▸ **Material shown**
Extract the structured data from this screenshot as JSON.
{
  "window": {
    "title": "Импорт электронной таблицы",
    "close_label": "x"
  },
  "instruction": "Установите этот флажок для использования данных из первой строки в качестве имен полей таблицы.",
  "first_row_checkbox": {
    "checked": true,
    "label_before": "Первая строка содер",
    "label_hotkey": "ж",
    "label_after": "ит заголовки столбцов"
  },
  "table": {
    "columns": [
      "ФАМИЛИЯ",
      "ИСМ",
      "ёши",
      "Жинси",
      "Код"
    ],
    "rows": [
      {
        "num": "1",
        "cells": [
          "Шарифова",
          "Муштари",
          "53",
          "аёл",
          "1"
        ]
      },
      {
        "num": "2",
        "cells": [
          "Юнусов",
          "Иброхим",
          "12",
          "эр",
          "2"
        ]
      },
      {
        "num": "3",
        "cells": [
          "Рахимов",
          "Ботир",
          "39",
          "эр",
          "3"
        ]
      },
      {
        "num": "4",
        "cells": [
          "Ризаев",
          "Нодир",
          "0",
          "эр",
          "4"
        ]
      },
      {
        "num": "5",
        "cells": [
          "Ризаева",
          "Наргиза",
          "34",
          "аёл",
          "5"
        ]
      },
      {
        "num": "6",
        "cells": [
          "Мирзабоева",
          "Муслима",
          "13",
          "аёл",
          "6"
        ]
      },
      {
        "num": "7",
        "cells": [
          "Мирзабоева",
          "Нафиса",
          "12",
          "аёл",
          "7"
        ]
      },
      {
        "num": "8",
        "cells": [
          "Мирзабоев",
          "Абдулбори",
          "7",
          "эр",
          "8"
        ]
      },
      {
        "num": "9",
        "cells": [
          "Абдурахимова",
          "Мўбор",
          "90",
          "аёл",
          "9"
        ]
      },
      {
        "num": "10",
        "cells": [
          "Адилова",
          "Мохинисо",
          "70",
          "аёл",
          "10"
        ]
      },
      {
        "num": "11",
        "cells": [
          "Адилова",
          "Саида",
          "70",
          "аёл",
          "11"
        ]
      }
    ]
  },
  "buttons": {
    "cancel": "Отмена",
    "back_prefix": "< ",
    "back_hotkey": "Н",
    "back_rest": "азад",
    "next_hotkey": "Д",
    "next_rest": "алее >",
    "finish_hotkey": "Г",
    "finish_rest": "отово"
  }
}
...
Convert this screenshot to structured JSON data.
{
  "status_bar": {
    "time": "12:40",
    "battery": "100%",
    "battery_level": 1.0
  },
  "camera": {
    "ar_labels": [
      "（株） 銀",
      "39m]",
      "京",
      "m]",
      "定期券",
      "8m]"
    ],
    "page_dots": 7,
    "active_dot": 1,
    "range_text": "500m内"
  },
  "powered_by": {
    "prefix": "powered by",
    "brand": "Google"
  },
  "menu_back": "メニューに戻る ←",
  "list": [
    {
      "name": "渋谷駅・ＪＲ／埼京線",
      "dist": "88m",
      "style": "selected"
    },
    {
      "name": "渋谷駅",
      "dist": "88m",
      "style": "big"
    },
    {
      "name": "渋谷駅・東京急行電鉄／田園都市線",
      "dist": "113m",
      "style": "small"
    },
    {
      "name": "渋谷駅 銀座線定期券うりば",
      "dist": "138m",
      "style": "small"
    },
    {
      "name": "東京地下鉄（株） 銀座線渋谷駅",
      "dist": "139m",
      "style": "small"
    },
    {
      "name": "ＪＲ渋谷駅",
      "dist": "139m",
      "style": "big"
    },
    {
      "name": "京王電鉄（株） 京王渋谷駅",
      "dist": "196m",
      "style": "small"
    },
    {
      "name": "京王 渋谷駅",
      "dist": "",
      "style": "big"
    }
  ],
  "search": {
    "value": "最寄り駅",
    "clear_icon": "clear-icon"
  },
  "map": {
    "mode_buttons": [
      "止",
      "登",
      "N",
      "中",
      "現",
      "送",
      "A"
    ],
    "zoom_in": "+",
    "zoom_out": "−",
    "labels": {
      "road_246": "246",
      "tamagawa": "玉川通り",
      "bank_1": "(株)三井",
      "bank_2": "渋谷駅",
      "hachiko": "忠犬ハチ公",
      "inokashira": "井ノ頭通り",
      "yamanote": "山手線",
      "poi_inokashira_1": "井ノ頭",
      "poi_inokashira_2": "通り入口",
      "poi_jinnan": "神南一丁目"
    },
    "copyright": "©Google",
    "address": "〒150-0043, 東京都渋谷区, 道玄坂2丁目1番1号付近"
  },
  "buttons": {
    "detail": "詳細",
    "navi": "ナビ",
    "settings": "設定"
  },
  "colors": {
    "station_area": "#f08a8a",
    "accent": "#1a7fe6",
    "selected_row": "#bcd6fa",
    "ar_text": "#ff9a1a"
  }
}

▸ **What this task involves**
Using the entries above, return each line in which the word "data" occurs.

▸ **Answer in full**
Extract the structured data from this screenshot as JSON.
Convert this screenshot to structured JSON data.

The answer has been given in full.